* [Exercise aim]
Every entry must be copied word for word.

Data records

· · · · · · ·

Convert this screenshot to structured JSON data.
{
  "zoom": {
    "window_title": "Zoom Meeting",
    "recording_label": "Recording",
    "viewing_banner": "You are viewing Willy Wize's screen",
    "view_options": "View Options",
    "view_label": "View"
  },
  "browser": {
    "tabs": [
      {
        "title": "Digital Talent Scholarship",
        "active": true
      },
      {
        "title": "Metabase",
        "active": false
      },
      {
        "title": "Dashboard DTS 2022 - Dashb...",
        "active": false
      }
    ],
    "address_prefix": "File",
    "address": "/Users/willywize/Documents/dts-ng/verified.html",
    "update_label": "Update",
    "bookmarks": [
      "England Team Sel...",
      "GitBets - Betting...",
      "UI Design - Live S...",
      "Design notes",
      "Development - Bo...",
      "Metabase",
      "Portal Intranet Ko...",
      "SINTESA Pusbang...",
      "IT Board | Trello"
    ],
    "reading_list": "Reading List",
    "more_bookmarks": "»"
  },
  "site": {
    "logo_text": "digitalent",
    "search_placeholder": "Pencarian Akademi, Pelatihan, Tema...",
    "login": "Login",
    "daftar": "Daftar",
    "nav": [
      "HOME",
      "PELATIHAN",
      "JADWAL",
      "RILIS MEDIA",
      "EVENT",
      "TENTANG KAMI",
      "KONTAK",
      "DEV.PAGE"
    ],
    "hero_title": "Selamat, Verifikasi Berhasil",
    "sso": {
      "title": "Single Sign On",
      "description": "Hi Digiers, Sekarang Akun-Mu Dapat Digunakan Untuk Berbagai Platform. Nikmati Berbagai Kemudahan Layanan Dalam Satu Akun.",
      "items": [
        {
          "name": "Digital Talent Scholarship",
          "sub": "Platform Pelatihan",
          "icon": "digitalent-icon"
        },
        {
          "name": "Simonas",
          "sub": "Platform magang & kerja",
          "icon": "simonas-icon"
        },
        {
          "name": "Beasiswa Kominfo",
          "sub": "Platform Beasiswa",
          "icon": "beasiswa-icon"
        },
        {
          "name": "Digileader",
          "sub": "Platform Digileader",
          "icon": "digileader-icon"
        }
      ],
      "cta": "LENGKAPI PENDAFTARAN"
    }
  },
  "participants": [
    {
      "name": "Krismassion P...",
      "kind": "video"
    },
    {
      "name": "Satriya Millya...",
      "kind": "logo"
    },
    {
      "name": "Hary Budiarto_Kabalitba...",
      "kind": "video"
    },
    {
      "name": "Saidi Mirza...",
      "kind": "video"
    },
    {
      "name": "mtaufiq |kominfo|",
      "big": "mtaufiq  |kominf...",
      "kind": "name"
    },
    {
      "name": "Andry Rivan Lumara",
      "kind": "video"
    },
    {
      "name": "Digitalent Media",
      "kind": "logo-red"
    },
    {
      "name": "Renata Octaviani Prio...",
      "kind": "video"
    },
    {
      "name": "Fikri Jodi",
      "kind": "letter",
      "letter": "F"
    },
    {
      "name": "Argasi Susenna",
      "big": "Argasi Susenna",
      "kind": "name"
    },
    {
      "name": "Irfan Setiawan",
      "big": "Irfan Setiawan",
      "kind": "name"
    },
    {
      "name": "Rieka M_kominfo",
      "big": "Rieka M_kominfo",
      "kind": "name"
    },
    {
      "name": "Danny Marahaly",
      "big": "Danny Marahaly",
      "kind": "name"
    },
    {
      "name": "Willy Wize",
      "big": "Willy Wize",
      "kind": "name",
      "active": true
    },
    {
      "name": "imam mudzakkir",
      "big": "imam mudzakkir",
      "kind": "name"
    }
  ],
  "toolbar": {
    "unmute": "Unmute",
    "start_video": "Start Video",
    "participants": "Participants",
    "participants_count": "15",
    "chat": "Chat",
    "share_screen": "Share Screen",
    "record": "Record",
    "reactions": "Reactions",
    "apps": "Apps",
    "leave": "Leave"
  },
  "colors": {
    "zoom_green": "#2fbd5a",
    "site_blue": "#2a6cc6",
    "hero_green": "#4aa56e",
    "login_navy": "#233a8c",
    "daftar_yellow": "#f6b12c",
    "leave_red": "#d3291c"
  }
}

· · · · · · ·

* [Reply]
Convert this screenshot to structured JSON data.
{
  "zoom": {
    "window_title": "Zoom Meeting",
    "recording_label": "Recording",
    "viewing_banner": "You are viewing Willy Wize's screen",
    "view_options": "View Options",
    "view_label": "View"
  },
  "browser": {
    "tabs": [
      {
        "title": "Digital Talent Scholarship",
        "active": true
      },
      {
        "title": "Metabase",
        "active": false
      },
      {
        "title": "Dashboard DTS 2022 - Dashb...",
        "active": false
      }
    ],
    "address_prefix": "File",
    "address": "/Users/willywize/Documents/dts-ng/verified.html",
    "update_label": "Update",
    "bookmarks": [
      "England Team Sel...",
      "GitBets - Betting...",
      "UI Design - Live S...",
      "Design notes",
      "Development - Bo...",
      "Metabase",
      "Portal Intranet Ko...",
      "SINTESA Pusbang...",
      "IT Board | Trello"
    ],
    "reading_list": "Reading List",
    "more_bookmarks": "»"
  },
  "site": {
    "logo_text": "digitalent",
    "search_placeholder": "Pencarian Akademi, Pelatihan, Tema...",
    "login": "Login",
    "daftar": "Daftar",
    "nav": [
      "HOME",
      "PELATIHAN",
      "JADWAL",
      "RILIS MEDIA",
      "EVENT",
      "TENTANG KAMI",
      "KONTAK",
      "DEV.PAGE"
    ],
    "hero_title": "Selamat, Verifikasi Berhasil",
    "sso": {
      "title": "Single Sign On",
      "description": "Hi Digiers, Sekarang Akun-Mu Dapat Digunakan Untuk Berbagai Platform. Nikmati Berbagai Kemudahan Layanan Dalam Satu Akun.",
      "items": [
        {
          "name": "Digital Talent Scholarship",
          "sub": "Platform Pelatihan",
          "icon": "digitalent-icon"
        },
        {
          "name": "Simonas",
          "sub": "Platform magang & kerja",
          "icon": "simonas-icon"
        },
        {
          "name": "Beasiswa Kominfo",
          "sub": "Platform Beasiswa",
          "icon": "beasiswa-icon"
        },
        {
          "name": "Digileader",
          "sub": "Platform Digileader",
          "icon": "digileader-icon"
        }
      ],
      "cta": "LENGKAPI PENDAFTARAN"
    }
  },
  "participants": [
    {
      "name": "Krismassion P...",
      "kind": "video"
    },
    {
      "name": "Satriya Millya...",
      "kind": "logo"
    },
    {
      "name": "Hary Budiarto_Kabalitba...",
      "kind": "video"
    },
    {
      "name": "Saidi Mirza...",
      "kind": "video"
    },
    {
      "name": "mtaufiq |kominfo|",
      "big": "mtaufiq  |kominf...",
      "kind": "name"
    },
    {
      "name": "Andry Rivan Lumara",
      "kind": "video"
    },
    {
      "name": "Digitalent Media",
      "kind": "logo-red"
    },
    {
      "name": "Renata Octaviani Prio...",
      "kind": "video"
    },
    {
      "name": "Fikri Jodi",
      "kind": "letter",
      "letter": "F"
    },
    {
      "name": "Argasi Susenna",
      "big": "Argasi Susenna",
      "kind": "name"
    },
    {
      "name": "Irfan Setiawan",
      "big": "Irfan Setiawan",
      "kind": "name"
    },
    {
      "name": "Rieka M_kominfo",
      "big": "Rieka M_kominfo",
      "kind": "name"
    },
    {
      "name": "Danny Marahaly",
      "big": "Danny Marahaly",
      "kind": "name"
    },
    {
      "name": "Willy Wize",
      "big": "Willy Wize",
      "kind": "name",
      "active": true
    },
    {
      "name": "imam mudzakkir",
      "big": "imam mudzakkir",
      "kind": "name"
    }
  ],
  "toolbar": {
    "unmute": "Unmute",
    "start_video": "Start Video",
    "participants": "Participants",
    "participants_count": "15",
    "chat": "Chat",
    "share_screen": "Share Screen",
    "record": "Record",
    "reactions": "Reactions",
    "apps": "Apps",
    "leave": "Leave"
  },
  "colors": {
    "zoom_green": "#2fbd5a",
    "site_blue": "#2a6cc6",
    "hero_green": "#4aa56e",
    "login_navy": "#233a8c",
    "daftar_yellow": "#f6b12c",
    "leave_red": "#d3291c"
  }
}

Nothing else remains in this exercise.